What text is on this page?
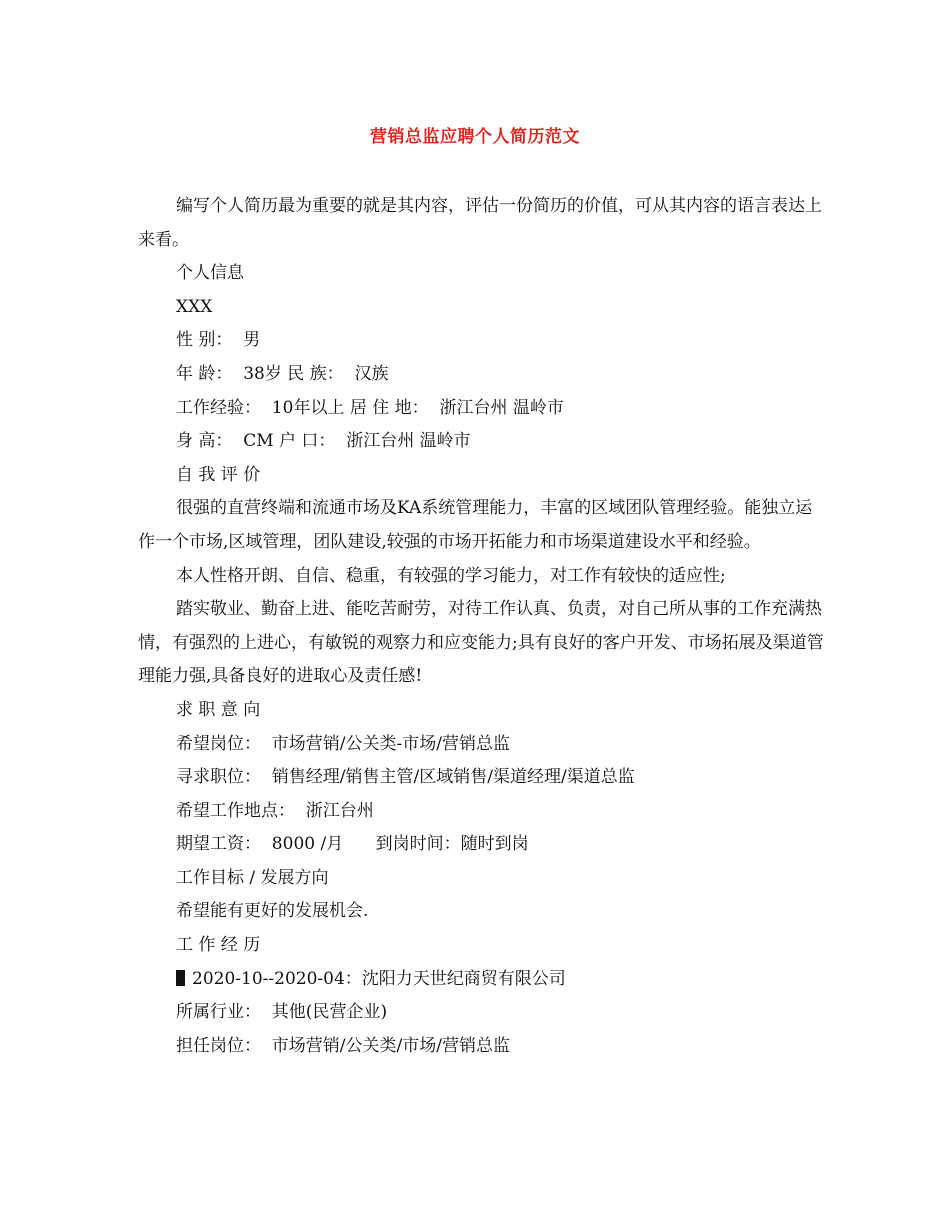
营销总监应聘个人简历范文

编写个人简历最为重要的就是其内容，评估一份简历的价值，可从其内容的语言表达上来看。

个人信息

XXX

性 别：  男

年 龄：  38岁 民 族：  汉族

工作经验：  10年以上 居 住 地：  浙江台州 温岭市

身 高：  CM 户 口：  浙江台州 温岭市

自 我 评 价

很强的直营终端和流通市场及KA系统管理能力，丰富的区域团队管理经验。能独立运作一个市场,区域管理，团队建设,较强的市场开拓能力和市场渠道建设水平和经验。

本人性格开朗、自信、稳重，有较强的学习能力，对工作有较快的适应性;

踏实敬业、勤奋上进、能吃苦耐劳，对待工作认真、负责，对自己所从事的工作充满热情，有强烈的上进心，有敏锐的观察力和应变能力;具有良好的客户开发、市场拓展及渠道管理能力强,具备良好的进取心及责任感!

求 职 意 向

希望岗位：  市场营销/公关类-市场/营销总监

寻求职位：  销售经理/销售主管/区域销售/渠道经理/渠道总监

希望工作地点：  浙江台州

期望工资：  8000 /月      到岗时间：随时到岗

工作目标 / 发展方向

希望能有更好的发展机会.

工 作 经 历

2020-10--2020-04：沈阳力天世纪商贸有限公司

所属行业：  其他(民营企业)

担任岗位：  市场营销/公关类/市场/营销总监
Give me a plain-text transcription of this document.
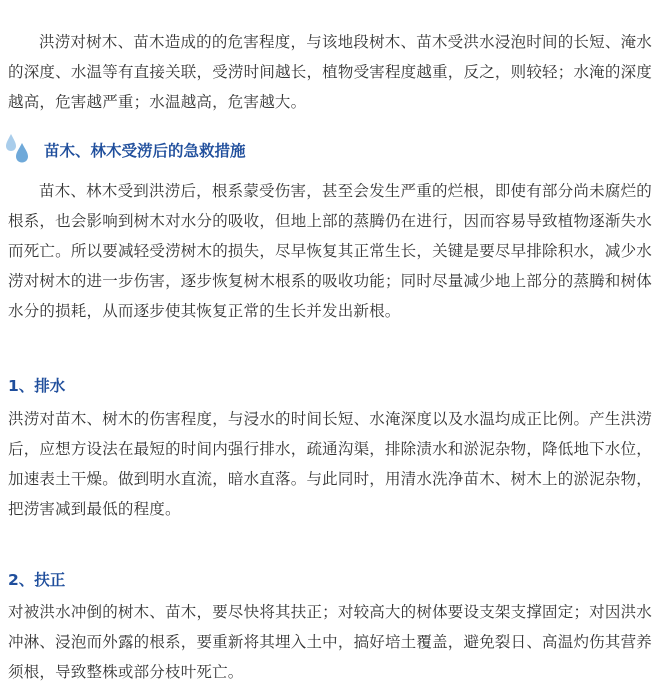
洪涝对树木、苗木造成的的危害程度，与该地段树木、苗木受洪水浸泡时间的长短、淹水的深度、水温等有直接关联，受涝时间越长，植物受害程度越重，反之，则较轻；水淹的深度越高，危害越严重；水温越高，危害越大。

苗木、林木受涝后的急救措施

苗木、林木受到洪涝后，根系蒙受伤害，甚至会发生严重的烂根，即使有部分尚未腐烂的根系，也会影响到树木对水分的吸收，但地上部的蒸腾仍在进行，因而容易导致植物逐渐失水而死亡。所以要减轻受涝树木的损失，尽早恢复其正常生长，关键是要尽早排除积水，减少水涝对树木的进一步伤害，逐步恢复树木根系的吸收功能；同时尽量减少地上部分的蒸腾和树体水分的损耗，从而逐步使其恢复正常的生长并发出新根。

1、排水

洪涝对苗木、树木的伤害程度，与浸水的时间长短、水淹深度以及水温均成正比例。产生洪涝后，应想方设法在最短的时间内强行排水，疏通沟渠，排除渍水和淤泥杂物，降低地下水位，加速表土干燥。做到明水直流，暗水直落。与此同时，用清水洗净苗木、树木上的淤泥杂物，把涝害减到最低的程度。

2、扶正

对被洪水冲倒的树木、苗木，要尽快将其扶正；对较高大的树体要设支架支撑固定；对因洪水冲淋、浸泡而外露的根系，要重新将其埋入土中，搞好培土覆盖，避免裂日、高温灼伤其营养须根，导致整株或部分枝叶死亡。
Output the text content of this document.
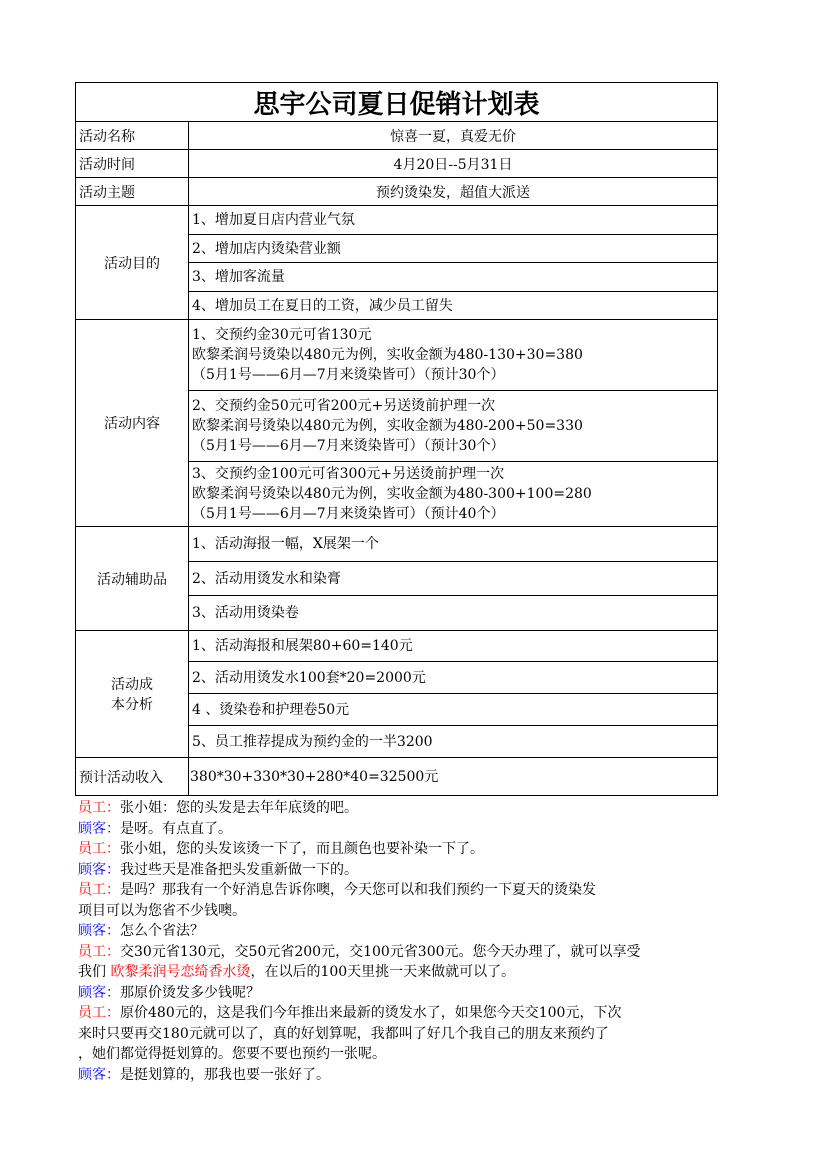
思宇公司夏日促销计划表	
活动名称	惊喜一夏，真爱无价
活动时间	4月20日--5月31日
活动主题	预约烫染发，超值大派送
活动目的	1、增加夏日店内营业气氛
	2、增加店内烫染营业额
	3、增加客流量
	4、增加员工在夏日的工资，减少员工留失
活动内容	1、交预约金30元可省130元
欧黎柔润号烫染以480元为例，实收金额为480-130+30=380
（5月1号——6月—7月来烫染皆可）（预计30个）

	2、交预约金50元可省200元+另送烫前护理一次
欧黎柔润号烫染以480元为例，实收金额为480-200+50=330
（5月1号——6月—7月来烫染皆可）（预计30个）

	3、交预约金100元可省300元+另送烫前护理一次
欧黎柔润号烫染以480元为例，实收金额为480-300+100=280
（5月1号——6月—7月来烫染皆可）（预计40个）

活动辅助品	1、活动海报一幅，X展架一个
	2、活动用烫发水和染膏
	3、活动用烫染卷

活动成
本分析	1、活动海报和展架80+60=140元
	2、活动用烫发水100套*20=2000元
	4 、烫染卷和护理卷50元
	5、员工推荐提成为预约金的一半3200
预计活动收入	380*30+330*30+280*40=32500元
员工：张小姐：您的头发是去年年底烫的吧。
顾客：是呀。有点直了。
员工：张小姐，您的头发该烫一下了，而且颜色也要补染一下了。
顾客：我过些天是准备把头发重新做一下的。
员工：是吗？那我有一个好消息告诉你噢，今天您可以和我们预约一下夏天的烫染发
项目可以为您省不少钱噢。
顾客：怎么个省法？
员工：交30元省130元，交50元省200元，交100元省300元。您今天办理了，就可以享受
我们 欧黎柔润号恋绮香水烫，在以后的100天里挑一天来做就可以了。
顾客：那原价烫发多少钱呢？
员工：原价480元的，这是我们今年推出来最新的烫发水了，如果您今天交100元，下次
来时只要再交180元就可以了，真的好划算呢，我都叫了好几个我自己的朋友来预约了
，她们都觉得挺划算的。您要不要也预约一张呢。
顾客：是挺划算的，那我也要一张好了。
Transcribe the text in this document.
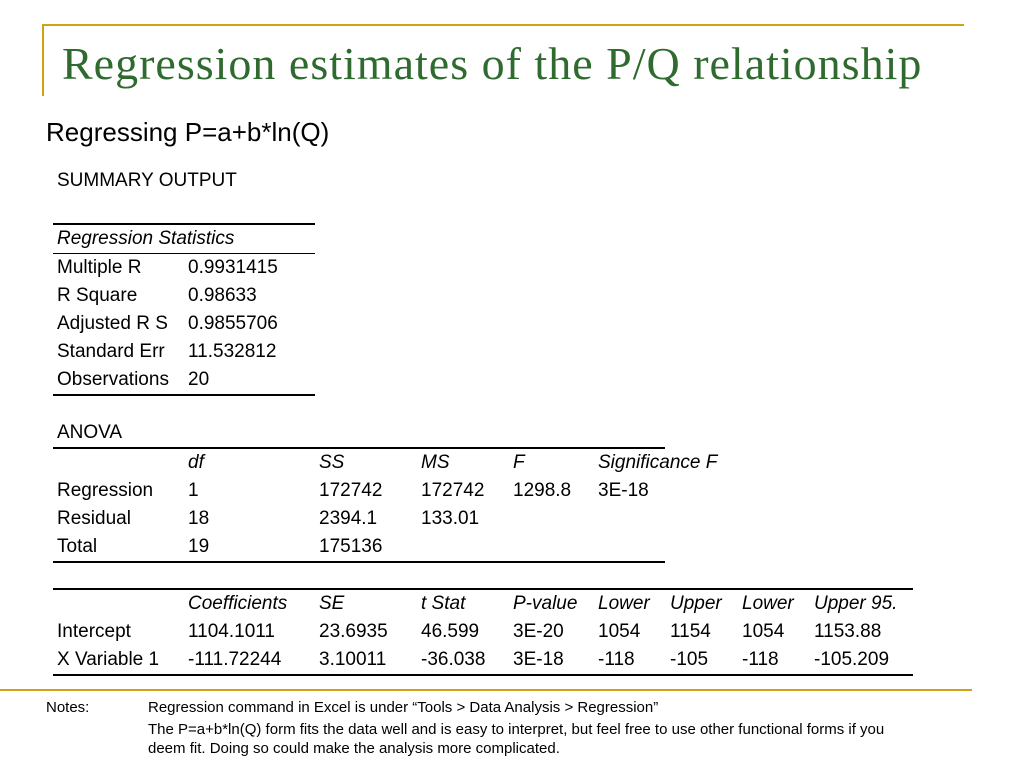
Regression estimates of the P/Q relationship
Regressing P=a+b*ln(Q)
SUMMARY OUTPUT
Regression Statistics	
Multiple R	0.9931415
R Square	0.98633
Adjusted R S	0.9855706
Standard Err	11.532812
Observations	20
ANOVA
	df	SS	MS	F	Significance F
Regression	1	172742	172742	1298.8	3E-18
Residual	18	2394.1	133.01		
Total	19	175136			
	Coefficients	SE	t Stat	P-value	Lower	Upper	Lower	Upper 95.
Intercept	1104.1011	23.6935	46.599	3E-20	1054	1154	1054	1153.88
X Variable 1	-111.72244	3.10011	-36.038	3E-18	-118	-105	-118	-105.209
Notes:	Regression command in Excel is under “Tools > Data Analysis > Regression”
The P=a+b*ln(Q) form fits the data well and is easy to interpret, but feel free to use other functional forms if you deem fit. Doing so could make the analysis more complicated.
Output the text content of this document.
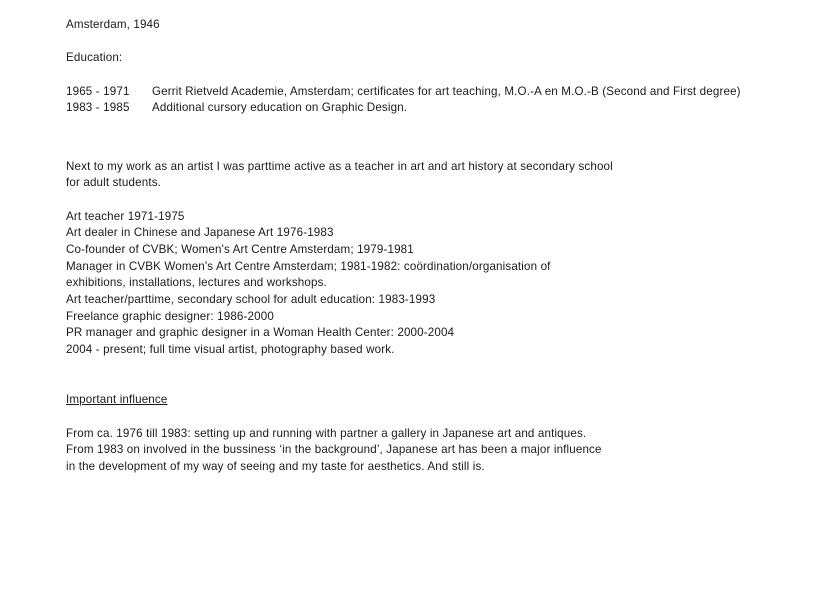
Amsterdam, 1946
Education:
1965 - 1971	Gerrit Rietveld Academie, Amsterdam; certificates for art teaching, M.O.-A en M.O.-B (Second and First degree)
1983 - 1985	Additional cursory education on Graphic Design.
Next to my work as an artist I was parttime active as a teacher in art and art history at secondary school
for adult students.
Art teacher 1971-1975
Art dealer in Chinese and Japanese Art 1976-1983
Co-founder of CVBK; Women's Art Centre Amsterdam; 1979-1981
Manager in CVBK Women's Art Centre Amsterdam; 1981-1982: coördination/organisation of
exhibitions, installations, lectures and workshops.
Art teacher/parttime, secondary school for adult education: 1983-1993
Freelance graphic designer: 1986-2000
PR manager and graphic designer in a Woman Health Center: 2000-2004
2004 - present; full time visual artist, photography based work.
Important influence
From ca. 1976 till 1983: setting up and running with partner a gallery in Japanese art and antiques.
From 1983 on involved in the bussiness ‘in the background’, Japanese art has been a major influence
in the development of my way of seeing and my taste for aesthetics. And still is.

→ Written instruction:
Without the pictures, output the full listing exactly as it stands.

→ Full answer:
What text is on this page?
营销总监应聘个人简历范文

编写个人简历最为重要的就是其内容，评估一份简历的价值，可从其内容的语言表达上来看。

个人信息

XXX

性 别：  男

年 龄：  38岁 民 族：  汉族

工作经验：  10年以上 居 住 地：  浙江台州 温岭市

身 高：  CM 户 口：  浙江台州 温岭市

自 我 评 价

很强的直营终端和流通市场及KA系统管理能力，丰富的区域团队管理经验。能独立运作一个市场,区域管理，团队建设,较强的市场开拓能力和市场渠道建设水平和经验。

本人性格开朗、自信、稳重，有较强的学习能力，对工作有较快的适应性;

踏实敬业、勤奋上进、能吃苦耐劳，对待工作认真、负责，对自己所从事的工作充满热情，有强烈的上进心，有敏锐的观察力和应变能力;具有良好的客户开发、市场拓展及渠道管理能力强,具备良好的进取心及责任感!

求 职 意 向

希望岗位：  市场营销/公关类-市场/营销总监

寻求职位：  销售经理/销售主管/区域销售/渠道经理/渠道总监

希望工作地点：  浙江台州

期望工资：  8000 /月      到岗时间：随时到岗

工作目标 / 发展方向

希望能有更好的发展机会.

工 作 经 历

2020-10--2020-04：沈阳力天世纪商贸有限公司

所属行业：  其他(民营企业)

担任岗位：  市场营销/公关类/市场/营销总监
Give me a plain-text transcription of this document.
洪涝对树木、苗木造成的的危害程度，与该地段树木、苗木受洪水浸泡时间的长短、淹水的深度、水温等有直接关联，受涝时间越长，植物受害程度越重，反之，则较轻；水淹的深度越高，危害越严重；水温越高，危害越大。

苗木、林木受涝后的急救措施

苗木、林木受到洪涝后，根系蒙受伤害，甚至会发生严重的烂根，即使有部分尚未腐烂的根系，也会影响到树木对水分的吸收，但地上部的蒸腾仍在进行，因而容易导致植物逐渐失水而死亡。所以要减轻受涝树木的损失，尽早恢复其正常生长，关键是要尽早排除积水，减少水涝对树木的进一步伤害，逐步恢复树木根系的吸收功能；同时尽量减少地上部分的蒸腾和树体水分的损耗，从而逐步使其恢复正常的生长并发出新根。

1、排水

洪涝对苗木、树木的伤害程度，与浸水的时间长短、水淹深度以及水温均成正比例。产生洪涝后，应想方设法在最短的时间内强行排水，疏通沟渠，排除渍水和淤泥杂物，降低地下水位，加速表土干燥。做到明水直流，暗水直落。与此同时，用清水洗净苗木、树木上的淤泥杂物，把涝害减到最低的程度。

2、扶正

对被洪水冲倒的树木、苗木，要尽快将其扶正；对较高大的树体要设支架支撑固定；对因洪水冲淋、浸泡而外露的根系，要重新将其埋入土中，搞好培土覆盖，避免裂日、高温灼伤其营养须根，导致整株或部分枝叶死亡。
Output the text content of this document.
思宇公司夏日促销计划表	
活动名称	惊喜一夏，真爱无价
活动时间	4月20日--5月31日
活动主题	预约烫染发，超值大派送
活动目的	1、增加夏日店内营业气氛
	2、增加店内烫染营业额
	3、增加客流量
	4、增加员工在夏日的工资，减少员工留失
活动内容	1、交预约金30元可省130元
欧黎柔润号烫染以480元为例，实收金额为480-130+30=380
（5月1号——6月—7月来烫染皆可）（预计30个）

	2、交预约金50元可省200元+另送烫前护理一次
欧黎柔润号烫染以480元为例，实收金额为480-200+50=330
（5月1号——6月—7月来烫染皆可）（预计30个）

	3、交预约金100元可省300元+另送烫前护理一次
欧黎柔润号烫染以480元为例，实收金额为480-300+100=280
（5月1号——6月—7月来烫染皆可）（预计40个）

活动辅助品	1、活动海报一幅，X展架一个
	2、活动用烫发水和染膏
	3、活动用烫染卷

活动成
本分析	1、活动海报和展架80+60=140元
	2、活动用烫发水100套*20=2000元
	4 、烫染卷和护理卷50元
	5、员工推荐提成为预约金的一半3200
预计活动收入	380*30+330*30+280*40=32500元
员工：张小姐：您的头发是去年年底烫的吧。
顾客：是呀。有点直了。
员工：张小姐，您的头发该烫一下了，而且颜色也要补染一下了。
顾客：我过些天是准备把头发重新做一下的。
员工：是吗？那我有一个好消息告诉你噢，今天您可以和我们预约一下夏天的烫染发
项目可以为您省不少钱噢。
顾客：怎么个省法？
员工：交30元省130元，交50元省200元，交100元省300元。您今天办理了，就可以享受
我们 欧黎柔润号恋绮香水烫，在以后的100天里挑一天来做就可以了。
顾客：那原价烫发多少钱呢？
员工：原价480元的，这是我们今年推出来最新的烫发水了，如果您今天交100元，下次
来时只要再交180元就可以了，真的好划算呢，我都叫了好几个我自己的朋友来预约了
，她们都觉得挺划算的。您要不要也预约一张呢。
顾客：是挺划算的，那我也要一张好了。
Transcribe the text in this document.
Regression estimates of the P/Q relationship
Regressing P=a+b*ln(Q)
SUMMARY OUTPUT
Regression Statistics	
Multiple R	0.9931415
R Square	0.98633
Adjusted R S	0.9855706
Standard Err	11.532812
Observations	20
ANOVA
	df	SS	MS	F	Significance F
Regression	1	172742	172742	1298.8	3E-18
Residual	18	2394.1	133.01		
Total	19	175136			
	Coefficients	SE	t Stat	P-value	Lower	Upper	Lower	Upper 95.
Intercept	1104.1011	23.6935	46.599	3E-20	1054	1154	1054	1153.88
X Variable 1	-111.72244	3.10011	-36.038	3E-18	-118	-105	-118	-105.209
Notes:	Regression command in Excel is under “Tools > Data Analysis > Regression”
The P=a+b*ln(Q) form fits the data well and is easy to interpret, but feel free to use other functional forms if you deem fit. Doing so could make the analysis more complicated.
Output the text content of this document.
Amsterdam, 1946
Education:
1965 - 1971	Gerrit Rietveld Academie, Amsterdam; certificates for art teaching, M.O.-A en M.O.-B (Second and First degree)
1983 - 1985	Additional cursory education on Graphic Design.
Next to my work as an artist I was parttime active as a teacher in art and art history at secondary school
for adult students.
Art teacher 1971-1975
Art dealer in Chinese and Japanese Art 1976-1983
Co-founder of CVBK; Women's Art Centre Amsterdam; 1979-1981
Manager in CVBK Women's Art Centre Amsterdam; 1981-1982: coördination/organisation of
exhibitions, installations, lectures and workshops.
Art teacher/parttime, secondary school for adult education: 1983-1993
Freelance graphic designer: 1986-2000
PR manager and graphic designer in a Woman Health Center: 2000-2004
2004 - present; full time visual artist, photography based work.
Important influence
From ca. 1976 till 1983: setting up and running with partner a gallery in Japanese art and antiques.
From 1983 on involved in the bussiness ‘in the background’, Japanese art has been a major influence
in the development of my way of seeing and my taste for aesthetics. And still is.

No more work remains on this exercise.